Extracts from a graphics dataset
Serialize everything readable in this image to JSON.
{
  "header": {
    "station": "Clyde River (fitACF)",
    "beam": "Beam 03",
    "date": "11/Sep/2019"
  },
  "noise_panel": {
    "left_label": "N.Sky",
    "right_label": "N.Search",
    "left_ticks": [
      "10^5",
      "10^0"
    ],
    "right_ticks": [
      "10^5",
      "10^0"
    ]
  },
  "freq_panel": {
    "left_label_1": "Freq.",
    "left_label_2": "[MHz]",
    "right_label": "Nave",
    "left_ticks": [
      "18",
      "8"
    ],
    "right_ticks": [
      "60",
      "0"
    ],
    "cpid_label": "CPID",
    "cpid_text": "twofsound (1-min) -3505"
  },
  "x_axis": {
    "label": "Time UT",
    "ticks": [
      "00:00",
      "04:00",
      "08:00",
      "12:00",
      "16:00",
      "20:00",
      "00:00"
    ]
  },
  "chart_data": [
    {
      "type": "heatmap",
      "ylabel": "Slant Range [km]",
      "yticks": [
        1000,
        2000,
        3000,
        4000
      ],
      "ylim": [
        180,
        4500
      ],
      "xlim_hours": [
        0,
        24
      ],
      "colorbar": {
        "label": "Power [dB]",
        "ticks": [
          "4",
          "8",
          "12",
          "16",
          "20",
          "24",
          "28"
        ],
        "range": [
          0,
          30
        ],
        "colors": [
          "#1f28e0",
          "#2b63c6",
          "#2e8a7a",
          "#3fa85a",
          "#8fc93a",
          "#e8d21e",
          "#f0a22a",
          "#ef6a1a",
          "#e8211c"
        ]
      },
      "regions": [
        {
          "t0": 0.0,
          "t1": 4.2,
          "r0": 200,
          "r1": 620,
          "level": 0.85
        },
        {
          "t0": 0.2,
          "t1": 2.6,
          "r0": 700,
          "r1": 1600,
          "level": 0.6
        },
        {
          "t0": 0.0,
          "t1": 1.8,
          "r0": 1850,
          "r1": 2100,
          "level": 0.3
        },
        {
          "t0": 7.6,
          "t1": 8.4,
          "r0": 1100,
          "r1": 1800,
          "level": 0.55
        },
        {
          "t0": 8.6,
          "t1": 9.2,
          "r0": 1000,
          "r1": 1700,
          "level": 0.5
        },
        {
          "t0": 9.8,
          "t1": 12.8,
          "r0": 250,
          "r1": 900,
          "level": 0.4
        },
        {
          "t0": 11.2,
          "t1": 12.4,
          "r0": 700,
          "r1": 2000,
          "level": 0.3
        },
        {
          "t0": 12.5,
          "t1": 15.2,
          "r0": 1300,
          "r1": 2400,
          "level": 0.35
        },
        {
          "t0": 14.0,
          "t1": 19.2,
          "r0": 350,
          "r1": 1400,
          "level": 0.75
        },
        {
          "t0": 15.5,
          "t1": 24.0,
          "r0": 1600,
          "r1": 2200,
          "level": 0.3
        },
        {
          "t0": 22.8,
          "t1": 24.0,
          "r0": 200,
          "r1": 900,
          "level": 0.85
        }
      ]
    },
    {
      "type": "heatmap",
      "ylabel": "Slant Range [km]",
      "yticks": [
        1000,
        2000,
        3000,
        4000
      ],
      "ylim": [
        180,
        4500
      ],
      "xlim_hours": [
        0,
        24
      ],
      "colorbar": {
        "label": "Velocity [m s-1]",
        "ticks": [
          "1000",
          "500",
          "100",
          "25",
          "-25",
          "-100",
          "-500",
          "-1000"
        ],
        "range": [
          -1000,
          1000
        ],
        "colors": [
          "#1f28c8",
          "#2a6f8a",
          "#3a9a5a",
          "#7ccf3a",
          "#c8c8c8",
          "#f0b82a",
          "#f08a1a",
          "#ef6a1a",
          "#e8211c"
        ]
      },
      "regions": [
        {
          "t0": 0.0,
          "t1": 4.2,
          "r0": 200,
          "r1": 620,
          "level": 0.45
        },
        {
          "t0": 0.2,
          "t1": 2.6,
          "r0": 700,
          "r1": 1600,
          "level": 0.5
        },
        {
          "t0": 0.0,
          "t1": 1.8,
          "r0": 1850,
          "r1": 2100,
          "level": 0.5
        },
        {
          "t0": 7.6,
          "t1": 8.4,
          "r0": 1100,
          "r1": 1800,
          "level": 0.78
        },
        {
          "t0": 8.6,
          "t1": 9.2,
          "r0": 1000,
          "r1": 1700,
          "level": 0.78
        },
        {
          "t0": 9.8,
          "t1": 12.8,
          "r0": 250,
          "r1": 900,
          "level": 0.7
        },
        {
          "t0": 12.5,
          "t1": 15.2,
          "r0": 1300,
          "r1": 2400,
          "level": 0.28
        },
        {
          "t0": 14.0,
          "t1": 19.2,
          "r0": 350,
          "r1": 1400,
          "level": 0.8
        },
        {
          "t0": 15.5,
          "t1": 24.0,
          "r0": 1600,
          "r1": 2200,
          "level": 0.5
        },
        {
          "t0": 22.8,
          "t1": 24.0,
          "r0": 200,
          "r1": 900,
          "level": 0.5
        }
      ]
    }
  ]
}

Goal
Repeat every entry exactly as written above.

Finished task
Serialize everything readable in this image to JSON.
{
  "header": {
    "station": "Clyde River (fitACF)",
    "beam": "Beam 03",
    "date": "11/Sep/2019"
  },
  "noise_panel": {
    "left_label": "N.Sky",
    "right_label": "N.Search",
    "left_ticks": [
      "10^5",
      "10^0"
    ],
    "right_ticks": [
      "10^5",
      "10^0"
    ]
  },
  "freq_panel": {
    "left_label_1": "Freq.",
    "left_label_2": "[MHz]",
    "right_label": "Nave",
    "left_ticks": [
      "18",
      "8"
    ],
    "right_ticks": [
      "60",
      "0"
    ],
    "cpid_label": "CPID",
    "cpid_text": "twofsound (1-min) -3505"
  },
  "x_axis": {
    "label": "Time UT",
    "ticks": [
      "00:00",
      "04:00",
      "08:00",
      "12:00",
      "16:00",
      "20:00",
      "00:00"
    ]
  },
  "chart_data": [
    {
      "type": "heatmap",
      "ylabel": "Slant Range [km]",
      "yticks": [
        1000,
        2000,
        3000,
        4000
      ],
      "ylim": [
        180,
        4500
      ],
      "xlim_hours": [
        0,
        24
      ],
      "colorbar": {
        "label": "Power [dB]",
        "ticks": [
          "4",
          "8",
          "12",
          "16",
          "20",
          "24",
          "28"
        ],
        "range": [
          0,
          30
        ],
        "colors": [
          "#1f28e0",
          "#2b63c6",
          "#2e8a7a",
          "#3fa85a",
          "#8fc93a",
          "#e8d21e",
          "#f0a22a",
          "#ef6a1a",
          "#e8211c"
        ]
      },
      "regions": [
        {
          "t0": 0.0,
          "t1": 4.2,
          "r0": 200,
          "r1": 620,
          "level": 0.85
        },
        {
          "t0": 0.2,
          "t1": 2.6,
          "r0": 700,
          "r1": 1600,
          "level": 0.6
        },
        {
          "t0": 0.0,
          "t1": 1.8,
          "r0": 1850,
          "r1": 2100,
          "level": 0.3
        },
        {
          "t0": 7.6,
          "t1": 8.4,
          "r0": 1100,
          "r1": 1800,
          "level": 0.55
        },
        {
          "t0": 8.6,
          "t1": 9.2,
          "r0": 1000,
          "r1": 1700,
          "level": 0.5
        },
        {
          "t0": 9.8,
          "t1": 12.8,
          "r0": 250,
          "r1": 900,
          "level": 0.4
        },
        {
          "t0": 11.2,
          "t1": 12.4,
          "r0": 700,
          "r1": 2000,
          "level": 0.3
        },
        {
          "t0": 12.5,
          "t1": 15.2,
          "r0": 1300,
          "r1": 2400,
          "level": 0.35
        },
        {
          "t0": 14.0,
          "t1": 19.2,
          "r0": 350,
          "r1": 1400,
          "level": 0.75
        },
        {
          "t0": 15.5,
          "t1": 24.0,
          "r0": 1600,
          "r1": 2200,
          "level": 0.3
        },
        {
          "t0": 22.8,
          "t1": 24.0,
          "r0": 200,
          "r1": 900,
          "level": 0.85
        }
      ]
    },
    {
      "type": "heatmap",
      "ylabel": "Slant Range [km]",
      "yticks": [
        1000,
        2000,
        3000,
        4000
      ],
      "ylim": [
        180,
        4500
      ],
      "xlim_hours": [
        0,
        24
      ],
      "colorbar": {
        "label": "Velocity [m s-1]",
        "ticks": [
          "1000",
          "500",
          "100",
          "25",
          "-25",
          "-100",
          "-500",
          "-1000"
        ],
        "range": [
          -1000,
          1000
        ],
        "colors": [
          "#1f28c8",
          "#2a6f8a",
          "#3a9a5a",
          "#7ccf3a",
          "#c8c8c8",
          "#f0b82a",
          "#f08a1a",
          "#ef6a1a",
          "#e8211c"
        ]
      },
      "regions": [
        {
          "t0": 0.0,
          "t1": 4.2,
          "r0": 200,
          "r1": 620,
          "level": 0.45
        },
        {
          "t0": 0.2,
          "t1": 2.6,
          "r0": 700,
          "r1": 1600,
          "level": 0.5
        },
        {
          "t0": 0.0,
          "t1": 1.8,
          "r0": 1850,
          "r1": 2100,
          "level": 0.5
        },
        {
          "t0": 7.6,
          "t1": 8.4,
          "r0": 1100,
          "r1": 1800,
          "level": 0.78
        },
        {
          "t0": 8.6,
          "t1": 9.2,
          "r0": 1000,
          "r1": 1700,
          "level": 0.78
        },
        {
          "t0": 9.8,
          "t1": 12.8,
          "r0": 250,
          "r1": 900,
          "level": 0.7
        },
        {
          "t0": 12.5,
          "t1": 15.2,
          "r0": 1300,
          "r1": 2400,
          "level": 0.28
        },
        {
          "t0": 14.0,
          "t1": 19.2,
          "r0": 350,
          "r1": 1400,
          "level": 0.8
        },
        {
          "t0": 15.5,
          "t1": 24.0,
          "r0": 1600,
          "r1": 2200,
          "level": 0.5
        },
        {
          "t0": 22.8,
          "t1": 24.0,
          "r0": 200,
          "r1": 900,
          "level": 0.5
        }
      ]
    }
  ]
}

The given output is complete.